» Directions:
Find each line with the word "JSON" and copy it.

» Dataset excerpts:
--- begin ---
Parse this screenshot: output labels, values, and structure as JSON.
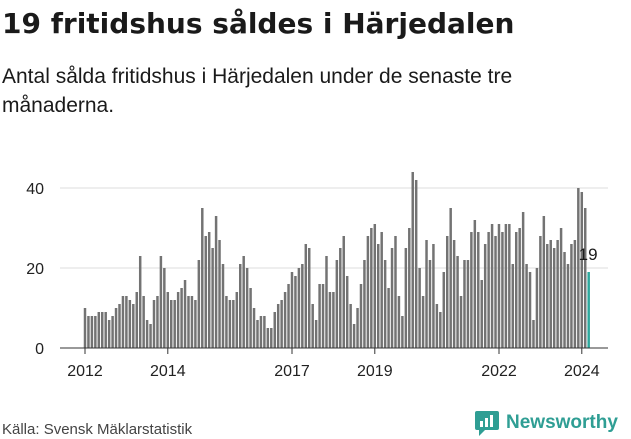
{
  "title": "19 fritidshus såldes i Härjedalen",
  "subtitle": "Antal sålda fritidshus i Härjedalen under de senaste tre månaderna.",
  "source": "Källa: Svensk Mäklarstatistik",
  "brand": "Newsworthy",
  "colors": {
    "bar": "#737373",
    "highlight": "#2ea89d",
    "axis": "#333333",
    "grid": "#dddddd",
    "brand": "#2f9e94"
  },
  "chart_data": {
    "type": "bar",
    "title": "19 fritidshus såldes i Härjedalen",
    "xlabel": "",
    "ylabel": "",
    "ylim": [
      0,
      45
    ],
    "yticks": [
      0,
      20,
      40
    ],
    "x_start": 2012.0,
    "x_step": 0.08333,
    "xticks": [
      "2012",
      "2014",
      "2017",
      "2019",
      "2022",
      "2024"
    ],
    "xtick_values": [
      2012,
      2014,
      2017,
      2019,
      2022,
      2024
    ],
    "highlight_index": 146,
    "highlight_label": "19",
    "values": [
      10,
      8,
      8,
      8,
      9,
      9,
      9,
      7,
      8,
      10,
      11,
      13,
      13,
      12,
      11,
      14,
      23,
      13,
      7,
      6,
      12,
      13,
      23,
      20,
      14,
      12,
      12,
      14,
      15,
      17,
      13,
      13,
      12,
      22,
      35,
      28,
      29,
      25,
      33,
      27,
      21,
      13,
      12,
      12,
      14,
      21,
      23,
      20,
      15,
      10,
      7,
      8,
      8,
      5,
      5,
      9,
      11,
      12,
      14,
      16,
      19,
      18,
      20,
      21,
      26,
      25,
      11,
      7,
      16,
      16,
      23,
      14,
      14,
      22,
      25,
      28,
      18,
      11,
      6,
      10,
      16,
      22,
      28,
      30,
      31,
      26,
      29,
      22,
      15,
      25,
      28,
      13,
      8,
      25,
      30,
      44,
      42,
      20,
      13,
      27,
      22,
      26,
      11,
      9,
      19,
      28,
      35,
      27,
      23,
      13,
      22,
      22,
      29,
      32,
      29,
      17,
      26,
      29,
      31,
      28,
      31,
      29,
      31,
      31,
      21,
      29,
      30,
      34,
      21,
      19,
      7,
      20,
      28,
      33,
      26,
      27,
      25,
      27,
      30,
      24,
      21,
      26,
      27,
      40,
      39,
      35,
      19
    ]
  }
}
--- end ---
--- begin ---
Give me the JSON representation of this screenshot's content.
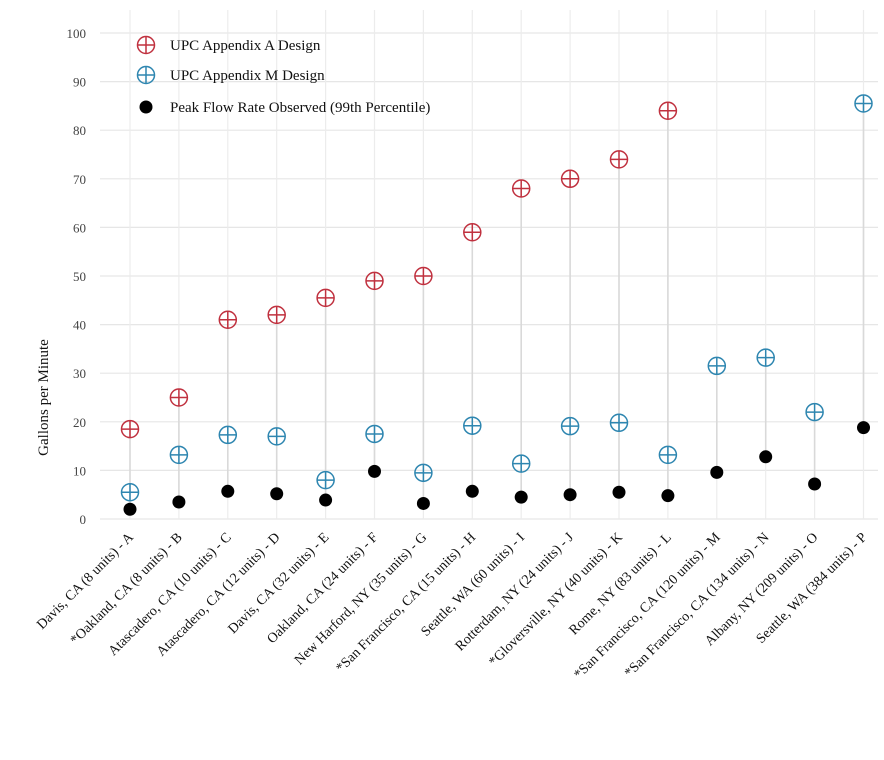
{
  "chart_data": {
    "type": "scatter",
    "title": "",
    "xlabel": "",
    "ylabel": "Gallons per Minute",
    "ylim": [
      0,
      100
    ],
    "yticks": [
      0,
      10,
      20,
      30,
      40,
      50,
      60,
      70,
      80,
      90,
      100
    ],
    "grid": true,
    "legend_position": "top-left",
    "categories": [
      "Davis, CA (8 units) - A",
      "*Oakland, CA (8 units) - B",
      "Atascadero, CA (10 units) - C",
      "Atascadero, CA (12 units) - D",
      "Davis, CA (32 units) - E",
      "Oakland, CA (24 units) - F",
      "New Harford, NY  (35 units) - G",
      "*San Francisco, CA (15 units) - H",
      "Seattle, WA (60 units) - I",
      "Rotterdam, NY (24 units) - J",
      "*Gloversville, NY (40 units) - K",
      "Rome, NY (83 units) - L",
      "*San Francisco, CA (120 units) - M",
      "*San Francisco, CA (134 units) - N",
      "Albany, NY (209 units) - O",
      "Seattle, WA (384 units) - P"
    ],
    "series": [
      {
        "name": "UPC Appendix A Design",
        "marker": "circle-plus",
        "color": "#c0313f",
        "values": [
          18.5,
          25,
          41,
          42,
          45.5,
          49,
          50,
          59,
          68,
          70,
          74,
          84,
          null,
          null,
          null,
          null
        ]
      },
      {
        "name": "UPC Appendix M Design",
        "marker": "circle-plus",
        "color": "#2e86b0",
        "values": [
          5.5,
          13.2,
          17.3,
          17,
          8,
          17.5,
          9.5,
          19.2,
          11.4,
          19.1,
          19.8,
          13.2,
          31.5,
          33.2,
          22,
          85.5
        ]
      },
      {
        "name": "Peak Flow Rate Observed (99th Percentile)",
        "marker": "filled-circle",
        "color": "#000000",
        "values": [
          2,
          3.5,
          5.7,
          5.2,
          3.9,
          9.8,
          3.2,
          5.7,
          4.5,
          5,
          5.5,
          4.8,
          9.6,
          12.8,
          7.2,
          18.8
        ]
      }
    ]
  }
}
--- end ---
» Reply to the exercise:
Parse this screenshot: output labels, values, and structure as JSON.
Give me the JSON representation of this screenshot's content.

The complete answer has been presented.